**GIVEN TASK:** Copy every line of the entries that includes the word "magnifier".

**Data records:**

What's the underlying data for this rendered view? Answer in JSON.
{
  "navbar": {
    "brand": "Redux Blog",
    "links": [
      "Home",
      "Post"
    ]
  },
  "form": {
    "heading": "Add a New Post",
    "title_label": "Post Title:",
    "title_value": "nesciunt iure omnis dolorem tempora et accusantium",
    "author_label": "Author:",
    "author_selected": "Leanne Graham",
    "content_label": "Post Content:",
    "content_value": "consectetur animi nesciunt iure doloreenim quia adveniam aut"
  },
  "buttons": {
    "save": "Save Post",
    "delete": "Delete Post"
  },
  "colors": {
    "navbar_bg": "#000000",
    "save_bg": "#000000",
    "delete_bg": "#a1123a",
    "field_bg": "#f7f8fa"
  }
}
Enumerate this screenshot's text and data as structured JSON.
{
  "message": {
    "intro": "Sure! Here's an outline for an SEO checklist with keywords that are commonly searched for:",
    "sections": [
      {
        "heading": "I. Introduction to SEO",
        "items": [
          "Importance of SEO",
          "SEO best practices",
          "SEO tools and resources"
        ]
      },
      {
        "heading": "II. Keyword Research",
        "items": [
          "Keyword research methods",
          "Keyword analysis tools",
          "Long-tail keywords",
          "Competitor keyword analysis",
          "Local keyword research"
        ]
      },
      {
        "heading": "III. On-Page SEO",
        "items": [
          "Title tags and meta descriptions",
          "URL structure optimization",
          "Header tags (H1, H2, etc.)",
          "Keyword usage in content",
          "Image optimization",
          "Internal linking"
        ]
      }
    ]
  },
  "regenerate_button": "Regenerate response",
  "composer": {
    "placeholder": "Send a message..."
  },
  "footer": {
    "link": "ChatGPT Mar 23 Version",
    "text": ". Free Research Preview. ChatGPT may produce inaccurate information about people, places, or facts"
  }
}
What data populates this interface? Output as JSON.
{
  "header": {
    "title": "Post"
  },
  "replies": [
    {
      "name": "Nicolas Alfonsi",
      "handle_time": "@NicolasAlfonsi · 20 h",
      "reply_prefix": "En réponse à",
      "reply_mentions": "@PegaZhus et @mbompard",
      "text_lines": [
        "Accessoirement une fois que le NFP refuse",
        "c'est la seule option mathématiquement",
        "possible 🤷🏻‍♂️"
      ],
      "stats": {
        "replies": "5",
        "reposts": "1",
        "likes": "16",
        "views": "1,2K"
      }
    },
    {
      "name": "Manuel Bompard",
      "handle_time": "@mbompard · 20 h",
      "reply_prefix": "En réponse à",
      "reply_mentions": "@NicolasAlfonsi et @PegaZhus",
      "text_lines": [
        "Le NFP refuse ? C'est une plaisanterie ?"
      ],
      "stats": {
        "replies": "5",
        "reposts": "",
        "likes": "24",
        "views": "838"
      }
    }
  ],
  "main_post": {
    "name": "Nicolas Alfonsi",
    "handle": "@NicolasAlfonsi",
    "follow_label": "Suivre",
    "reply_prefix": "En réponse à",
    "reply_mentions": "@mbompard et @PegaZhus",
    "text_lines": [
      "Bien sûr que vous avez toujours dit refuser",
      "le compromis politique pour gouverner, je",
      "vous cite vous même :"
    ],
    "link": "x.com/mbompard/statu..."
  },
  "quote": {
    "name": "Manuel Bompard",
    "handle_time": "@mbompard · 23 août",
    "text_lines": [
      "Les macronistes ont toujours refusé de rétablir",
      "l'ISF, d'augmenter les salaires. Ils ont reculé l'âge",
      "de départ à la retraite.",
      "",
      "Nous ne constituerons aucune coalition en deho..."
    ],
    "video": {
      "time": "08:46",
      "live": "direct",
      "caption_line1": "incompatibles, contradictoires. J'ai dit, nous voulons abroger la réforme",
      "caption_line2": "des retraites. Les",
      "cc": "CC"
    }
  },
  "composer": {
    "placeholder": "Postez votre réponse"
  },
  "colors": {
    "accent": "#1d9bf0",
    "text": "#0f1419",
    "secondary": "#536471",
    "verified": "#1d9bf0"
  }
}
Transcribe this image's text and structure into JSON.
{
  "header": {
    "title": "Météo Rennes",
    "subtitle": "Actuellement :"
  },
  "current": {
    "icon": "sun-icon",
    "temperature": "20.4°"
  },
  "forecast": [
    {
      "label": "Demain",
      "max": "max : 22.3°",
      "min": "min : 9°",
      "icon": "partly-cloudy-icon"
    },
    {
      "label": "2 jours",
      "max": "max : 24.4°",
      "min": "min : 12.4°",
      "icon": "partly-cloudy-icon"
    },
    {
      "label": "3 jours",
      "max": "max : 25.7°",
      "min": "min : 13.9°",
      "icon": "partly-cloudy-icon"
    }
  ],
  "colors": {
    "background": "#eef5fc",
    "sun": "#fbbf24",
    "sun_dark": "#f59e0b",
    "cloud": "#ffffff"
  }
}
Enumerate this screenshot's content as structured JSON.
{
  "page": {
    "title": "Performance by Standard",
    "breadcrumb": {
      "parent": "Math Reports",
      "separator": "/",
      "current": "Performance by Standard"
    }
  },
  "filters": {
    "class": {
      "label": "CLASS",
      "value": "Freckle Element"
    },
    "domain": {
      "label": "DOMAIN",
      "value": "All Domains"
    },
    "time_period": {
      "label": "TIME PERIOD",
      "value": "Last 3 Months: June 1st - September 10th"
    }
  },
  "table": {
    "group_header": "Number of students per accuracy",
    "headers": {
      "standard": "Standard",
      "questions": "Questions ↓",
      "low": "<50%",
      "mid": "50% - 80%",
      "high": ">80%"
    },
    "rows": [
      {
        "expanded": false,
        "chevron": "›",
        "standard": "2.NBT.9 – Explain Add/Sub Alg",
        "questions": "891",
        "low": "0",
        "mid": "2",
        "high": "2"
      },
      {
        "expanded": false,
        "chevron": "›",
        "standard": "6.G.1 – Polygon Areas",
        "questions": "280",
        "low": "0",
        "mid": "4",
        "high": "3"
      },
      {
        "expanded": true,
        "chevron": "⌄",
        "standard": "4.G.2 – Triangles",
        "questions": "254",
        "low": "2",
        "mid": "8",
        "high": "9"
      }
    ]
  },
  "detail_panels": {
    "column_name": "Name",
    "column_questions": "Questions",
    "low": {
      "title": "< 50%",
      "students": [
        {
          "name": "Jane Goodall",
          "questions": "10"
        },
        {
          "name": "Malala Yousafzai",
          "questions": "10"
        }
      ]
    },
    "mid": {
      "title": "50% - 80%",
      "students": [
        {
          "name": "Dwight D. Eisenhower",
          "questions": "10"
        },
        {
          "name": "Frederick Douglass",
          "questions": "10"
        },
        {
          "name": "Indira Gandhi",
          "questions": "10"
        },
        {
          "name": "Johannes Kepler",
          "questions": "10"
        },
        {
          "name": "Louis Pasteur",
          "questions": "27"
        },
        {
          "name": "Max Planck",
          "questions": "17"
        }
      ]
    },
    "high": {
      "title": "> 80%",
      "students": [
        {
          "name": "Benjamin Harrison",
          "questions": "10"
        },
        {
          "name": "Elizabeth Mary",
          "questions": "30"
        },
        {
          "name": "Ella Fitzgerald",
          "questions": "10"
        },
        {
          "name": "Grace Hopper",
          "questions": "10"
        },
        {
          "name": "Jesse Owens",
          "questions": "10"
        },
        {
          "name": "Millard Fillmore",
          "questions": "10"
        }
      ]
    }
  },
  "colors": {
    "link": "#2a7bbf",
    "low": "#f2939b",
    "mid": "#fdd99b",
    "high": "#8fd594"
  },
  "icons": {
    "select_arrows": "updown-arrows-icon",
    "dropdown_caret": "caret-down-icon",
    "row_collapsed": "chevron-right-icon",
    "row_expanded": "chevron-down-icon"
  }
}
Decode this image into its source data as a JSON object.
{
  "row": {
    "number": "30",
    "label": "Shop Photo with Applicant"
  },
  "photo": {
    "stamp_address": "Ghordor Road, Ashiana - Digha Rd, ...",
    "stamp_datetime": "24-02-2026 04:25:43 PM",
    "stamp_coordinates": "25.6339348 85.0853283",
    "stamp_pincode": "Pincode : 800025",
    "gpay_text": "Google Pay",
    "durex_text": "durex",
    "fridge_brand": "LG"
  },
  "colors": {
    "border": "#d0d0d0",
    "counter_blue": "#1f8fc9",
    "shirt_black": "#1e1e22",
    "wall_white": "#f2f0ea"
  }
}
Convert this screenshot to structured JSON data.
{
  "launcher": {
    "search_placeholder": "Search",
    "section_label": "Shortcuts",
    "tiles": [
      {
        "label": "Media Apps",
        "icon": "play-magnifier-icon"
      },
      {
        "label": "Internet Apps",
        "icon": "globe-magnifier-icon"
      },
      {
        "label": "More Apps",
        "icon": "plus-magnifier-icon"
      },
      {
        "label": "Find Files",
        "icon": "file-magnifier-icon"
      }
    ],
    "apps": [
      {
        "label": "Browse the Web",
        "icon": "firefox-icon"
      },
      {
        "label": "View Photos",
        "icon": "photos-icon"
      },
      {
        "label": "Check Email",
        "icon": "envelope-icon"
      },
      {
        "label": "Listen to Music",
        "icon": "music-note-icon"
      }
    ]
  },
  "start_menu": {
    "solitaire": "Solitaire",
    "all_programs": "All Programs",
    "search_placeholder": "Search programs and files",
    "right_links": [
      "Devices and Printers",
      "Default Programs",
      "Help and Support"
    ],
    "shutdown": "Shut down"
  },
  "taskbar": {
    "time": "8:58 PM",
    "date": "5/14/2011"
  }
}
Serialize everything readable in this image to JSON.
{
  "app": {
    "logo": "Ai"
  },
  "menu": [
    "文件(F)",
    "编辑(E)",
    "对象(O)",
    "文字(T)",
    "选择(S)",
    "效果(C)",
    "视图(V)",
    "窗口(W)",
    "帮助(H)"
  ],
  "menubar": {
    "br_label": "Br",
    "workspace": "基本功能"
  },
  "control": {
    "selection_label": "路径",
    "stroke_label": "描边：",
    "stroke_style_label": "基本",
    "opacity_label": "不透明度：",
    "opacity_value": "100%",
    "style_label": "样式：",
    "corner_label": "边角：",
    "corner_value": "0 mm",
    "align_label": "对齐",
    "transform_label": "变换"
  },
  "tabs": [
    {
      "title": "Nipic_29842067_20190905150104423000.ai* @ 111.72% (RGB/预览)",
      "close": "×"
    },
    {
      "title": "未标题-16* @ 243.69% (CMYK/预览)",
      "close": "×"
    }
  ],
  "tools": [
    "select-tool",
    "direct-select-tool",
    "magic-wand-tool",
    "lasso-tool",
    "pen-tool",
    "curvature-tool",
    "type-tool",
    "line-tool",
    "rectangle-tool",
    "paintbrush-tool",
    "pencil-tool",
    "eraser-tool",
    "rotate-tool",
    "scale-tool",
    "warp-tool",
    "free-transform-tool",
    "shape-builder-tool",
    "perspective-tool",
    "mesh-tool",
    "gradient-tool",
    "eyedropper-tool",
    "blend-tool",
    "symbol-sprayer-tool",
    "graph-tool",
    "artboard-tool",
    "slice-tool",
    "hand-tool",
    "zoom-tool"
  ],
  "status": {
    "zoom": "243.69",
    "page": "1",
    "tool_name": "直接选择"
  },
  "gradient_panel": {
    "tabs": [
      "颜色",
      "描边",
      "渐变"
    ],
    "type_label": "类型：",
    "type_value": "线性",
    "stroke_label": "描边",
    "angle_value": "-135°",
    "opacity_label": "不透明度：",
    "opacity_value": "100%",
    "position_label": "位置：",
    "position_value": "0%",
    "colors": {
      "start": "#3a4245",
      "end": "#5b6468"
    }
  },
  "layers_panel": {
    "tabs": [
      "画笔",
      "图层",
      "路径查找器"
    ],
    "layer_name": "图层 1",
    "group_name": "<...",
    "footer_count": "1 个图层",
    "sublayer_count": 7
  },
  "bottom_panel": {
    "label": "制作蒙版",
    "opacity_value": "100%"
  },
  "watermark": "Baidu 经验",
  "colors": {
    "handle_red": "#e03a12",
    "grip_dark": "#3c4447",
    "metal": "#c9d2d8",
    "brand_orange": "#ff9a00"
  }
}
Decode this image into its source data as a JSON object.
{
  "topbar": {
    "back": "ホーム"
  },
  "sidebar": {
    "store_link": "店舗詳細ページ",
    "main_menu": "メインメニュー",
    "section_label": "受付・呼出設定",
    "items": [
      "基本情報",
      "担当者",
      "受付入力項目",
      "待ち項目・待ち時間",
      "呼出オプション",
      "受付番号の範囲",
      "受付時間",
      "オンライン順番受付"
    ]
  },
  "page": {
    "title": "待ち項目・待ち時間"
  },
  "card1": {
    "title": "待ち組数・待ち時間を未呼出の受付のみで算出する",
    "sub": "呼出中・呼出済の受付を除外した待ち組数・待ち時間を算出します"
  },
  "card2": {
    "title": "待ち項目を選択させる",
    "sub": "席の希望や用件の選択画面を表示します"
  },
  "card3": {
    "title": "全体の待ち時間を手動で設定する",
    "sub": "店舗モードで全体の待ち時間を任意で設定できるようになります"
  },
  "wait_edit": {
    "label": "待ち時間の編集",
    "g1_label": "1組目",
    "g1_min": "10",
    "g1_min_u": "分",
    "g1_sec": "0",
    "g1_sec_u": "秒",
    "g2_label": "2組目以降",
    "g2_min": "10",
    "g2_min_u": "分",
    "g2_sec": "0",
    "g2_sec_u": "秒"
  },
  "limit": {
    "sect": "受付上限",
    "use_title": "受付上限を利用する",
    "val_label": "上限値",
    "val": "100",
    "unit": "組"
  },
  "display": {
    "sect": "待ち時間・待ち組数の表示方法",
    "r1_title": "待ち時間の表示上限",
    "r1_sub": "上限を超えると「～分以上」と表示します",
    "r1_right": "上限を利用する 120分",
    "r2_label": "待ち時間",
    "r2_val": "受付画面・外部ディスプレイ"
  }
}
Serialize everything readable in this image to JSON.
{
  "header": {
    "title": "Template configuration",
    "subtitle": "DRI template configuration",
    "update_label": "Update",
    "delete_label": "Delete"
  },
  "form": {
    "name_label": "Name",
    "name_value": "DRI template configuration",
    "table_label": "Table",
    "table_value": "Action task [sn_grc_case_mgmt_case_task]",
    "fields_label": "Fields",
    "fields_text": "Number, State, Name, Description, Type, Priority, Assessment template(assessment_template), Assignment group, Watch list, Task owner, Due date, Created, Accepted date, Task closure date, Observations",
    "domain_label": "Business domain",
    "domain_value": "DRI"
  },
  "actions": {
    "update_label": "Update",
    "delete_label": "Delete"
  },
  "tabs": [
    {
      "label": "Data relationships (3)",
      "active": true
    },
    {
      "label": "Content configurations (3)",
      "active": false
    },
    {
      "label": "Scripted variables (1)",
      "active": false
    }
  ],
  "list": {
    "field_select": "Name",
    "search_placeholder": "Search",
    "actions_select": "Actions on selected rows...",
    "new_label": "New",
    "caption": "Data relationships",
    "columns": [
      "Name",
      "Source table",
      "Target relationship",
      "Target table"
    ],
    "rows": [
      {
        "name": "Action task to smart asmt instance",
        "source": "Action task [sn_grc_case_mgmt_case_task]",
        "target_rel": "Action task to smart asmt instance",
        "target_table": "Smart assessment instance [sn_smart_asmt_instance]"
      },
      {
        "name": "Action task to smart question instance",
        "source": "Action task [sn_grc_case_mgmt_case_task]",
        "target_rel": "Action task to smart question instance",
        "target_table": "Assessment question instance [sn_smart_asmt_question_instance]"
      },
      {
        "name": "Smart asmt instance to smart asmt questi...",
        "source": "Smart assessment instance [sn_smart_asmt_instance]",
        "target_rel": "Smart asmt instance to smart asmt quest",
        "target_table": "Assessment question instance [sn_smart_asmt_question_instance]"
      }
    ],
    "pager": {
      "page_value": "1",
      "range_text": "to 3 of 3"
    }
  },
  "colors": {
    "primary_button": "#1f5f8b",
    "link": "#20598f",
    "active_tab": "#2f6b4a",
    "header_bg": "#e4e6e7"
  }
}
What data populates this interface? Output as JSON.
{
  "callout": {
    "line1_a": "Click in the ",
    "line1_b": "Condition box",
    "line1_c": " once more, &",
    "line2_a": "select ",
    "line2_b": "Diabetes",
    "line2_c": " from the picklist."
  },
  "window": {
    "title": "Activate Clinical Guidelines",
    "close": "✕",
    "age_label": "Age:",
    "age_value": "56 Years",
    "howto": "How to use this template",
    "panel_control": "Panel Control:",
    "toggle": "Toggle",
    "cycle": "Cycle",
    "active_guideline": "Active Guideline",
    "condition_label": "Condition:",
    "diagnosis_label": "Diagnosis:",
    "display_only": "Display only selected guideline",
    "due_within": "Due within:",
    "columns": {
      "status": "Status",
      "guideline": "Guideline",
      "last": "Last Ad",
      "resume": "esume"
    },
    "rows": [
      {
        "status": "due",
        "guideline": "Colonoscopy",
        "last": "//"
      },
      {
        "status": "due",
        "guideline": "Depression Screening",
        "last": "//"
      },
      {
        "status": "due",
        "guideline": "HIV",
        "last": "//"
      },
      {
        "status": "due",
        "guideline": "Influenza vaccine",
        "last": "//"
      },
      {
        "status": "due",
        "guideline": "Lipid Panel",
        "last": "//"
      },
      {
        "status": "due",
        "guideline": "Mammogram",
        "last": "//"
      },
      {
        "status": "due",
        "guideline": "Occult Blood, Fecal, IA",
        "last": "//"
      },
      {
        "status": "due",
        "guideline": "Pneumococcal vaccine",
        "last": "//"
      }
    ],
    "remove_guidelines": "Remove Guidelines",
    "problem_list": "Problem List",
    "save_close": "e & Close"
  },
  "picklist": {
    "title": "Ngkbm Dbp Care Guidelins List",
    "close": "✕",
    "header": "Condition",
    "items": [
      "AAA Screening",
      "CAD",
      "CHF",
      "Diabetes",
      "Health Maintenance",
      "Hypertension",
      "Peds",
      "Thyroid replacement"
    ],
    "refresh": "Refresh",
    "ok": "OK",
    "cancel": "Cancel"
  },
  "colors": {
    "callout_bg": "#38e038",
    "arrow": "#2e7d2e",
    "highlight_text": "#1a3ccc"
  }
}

**SOLUTION TO THE PROBLEM:**
        "icon": "play-magnifier-icon"
        "icon": "globe-magnifier-icon"
        "icon": "plus-magnifier-icon"
        "icon": "file-magnifier-icon"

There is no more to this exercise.